(Consigna de trabajo):
Determine si cada una de las afirmaciones (a), (b) y (c) concuerda con el texto fuente y responda sí o no, citando textualmente las palabras que lo deciden. (a) Bong Joon-ho acompaña a los personajes vagón a vagón. (b) Wilford es interpretado por John Hurt. (c) El triunfo más notable de la película es la decisión del zapato de querer ser sombrero.

(Texto fuente):
Pero el triunfo más notable que se observa en la pantalla no es la decisión del zapato de querer ser sombrero, sino el tono logrado por el cineasta al conjugar acción, humor negro, cuestiones sociales, que se repiten desde tiempos remotos, condición humana y la aspiración a liberarse sin querer dejar de ser esclavo. Bong Joon-ho avanza por las imágenes y acompaña rítmico a los personajes, vagón a vagón. Lo hace por la destrucción y la irracionalidad, así como por el parasitismo social y el totalitarismo divino asumido por Wilford (Ed Harris) y el venerable paternalismo de Gilliam (John Hurt), incluso va más allá y permite que Namgoong (Song Kong-ho) y su hija Yona (Ko Asung), supuestamente ajenos a la realidad, debido a su adicción a una potente droga, sean quienes se muestren más lúcidos, pues son ellos quienes pretenden abandonar la senda señalada y ese caminar por la violencia que exige el sacrificio de vidas prescindibles para la maquina, existencias al servicio del poder, de su orden y de su equilibrio que devora.

(Fragmentos de registros):
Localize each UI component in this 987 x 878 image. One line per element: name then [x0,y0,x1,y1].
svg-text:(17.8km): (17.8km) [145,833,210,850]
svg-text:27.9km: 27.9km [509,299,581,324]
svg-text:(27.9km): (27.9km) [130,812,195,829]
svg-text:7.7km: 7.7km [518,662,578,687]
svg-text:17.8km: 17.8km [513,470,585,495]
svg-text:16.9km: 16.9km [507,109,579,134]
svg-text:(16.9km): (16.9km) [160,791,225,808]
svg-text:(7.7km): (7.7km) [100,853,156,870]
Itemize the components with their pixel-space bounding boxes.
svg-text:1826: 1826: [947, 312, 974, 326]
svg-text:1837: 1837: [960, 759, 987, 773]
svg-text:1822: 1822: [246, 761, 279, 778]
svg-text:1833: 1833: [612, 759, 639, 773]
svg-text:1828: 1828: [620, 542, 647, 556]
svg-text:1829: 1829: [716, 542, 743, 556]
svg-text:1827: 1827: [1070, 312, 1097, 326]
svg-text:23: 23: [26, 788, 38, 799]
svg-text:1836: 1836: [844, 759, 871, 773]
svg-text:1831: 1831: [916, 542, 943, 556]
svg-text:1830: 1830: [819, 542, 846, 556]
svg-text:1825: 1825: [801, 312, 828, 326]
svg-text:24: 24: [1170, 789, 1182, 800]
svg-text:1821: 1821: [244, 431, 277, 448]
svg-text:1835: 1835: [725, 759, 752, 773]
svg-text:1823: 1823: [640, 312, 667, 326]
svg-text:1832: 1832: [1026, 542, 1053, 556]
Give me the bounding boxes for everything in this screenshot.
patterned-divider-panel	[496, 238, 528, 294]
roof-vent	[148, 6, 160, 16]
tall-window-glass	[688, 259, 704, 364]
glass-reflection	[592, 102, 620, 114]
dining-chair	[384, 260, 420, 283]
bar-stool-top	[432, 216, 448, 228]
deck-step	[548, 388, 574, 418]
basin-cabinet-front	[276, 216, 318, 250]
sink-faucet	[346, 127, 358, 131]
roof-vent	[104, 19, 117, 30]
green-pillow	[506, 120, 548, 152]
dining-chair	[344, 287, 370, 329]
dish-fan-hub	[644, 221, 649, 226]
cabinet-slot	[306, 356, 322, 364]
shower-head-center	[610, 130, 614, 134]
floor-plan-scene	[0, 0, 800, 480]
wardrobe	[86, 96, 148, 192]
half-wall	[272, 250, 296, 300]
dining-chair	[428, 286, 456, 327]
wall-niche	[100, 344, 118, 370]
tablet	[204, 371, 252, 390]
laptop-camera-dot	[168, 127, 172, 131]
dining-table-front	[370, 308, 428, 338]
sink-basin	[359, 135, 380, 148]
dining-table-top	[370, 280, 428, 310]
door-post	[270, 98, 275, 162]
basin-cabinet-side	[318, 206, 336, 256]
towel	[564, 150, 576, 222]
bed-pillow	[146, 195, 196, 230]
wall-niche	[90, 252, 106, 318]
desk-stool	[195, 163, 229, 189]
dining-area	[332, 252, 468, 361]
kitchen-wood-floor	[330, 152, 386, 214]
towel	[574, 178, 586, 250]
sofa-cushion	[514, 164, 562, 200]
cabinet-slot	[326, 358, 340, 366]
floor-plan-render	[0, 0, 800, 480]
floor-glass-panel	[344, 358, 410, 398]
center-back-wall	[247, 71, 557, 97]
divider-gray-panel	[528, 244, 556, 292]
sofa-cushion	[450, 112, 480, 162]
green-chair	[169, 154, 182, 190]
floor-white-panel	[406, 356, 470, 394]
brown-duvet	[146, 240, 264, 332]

(Ejercicio resuelto):
(a) Sí: «acompaña rítmico a los personajes, vagón a vagón».
(b) No: «Wilford (Ed Harris)».
(c) No: «el triunfo más notable que se observa en la pantalla no es la decisión del zapato de querer ser sombrero».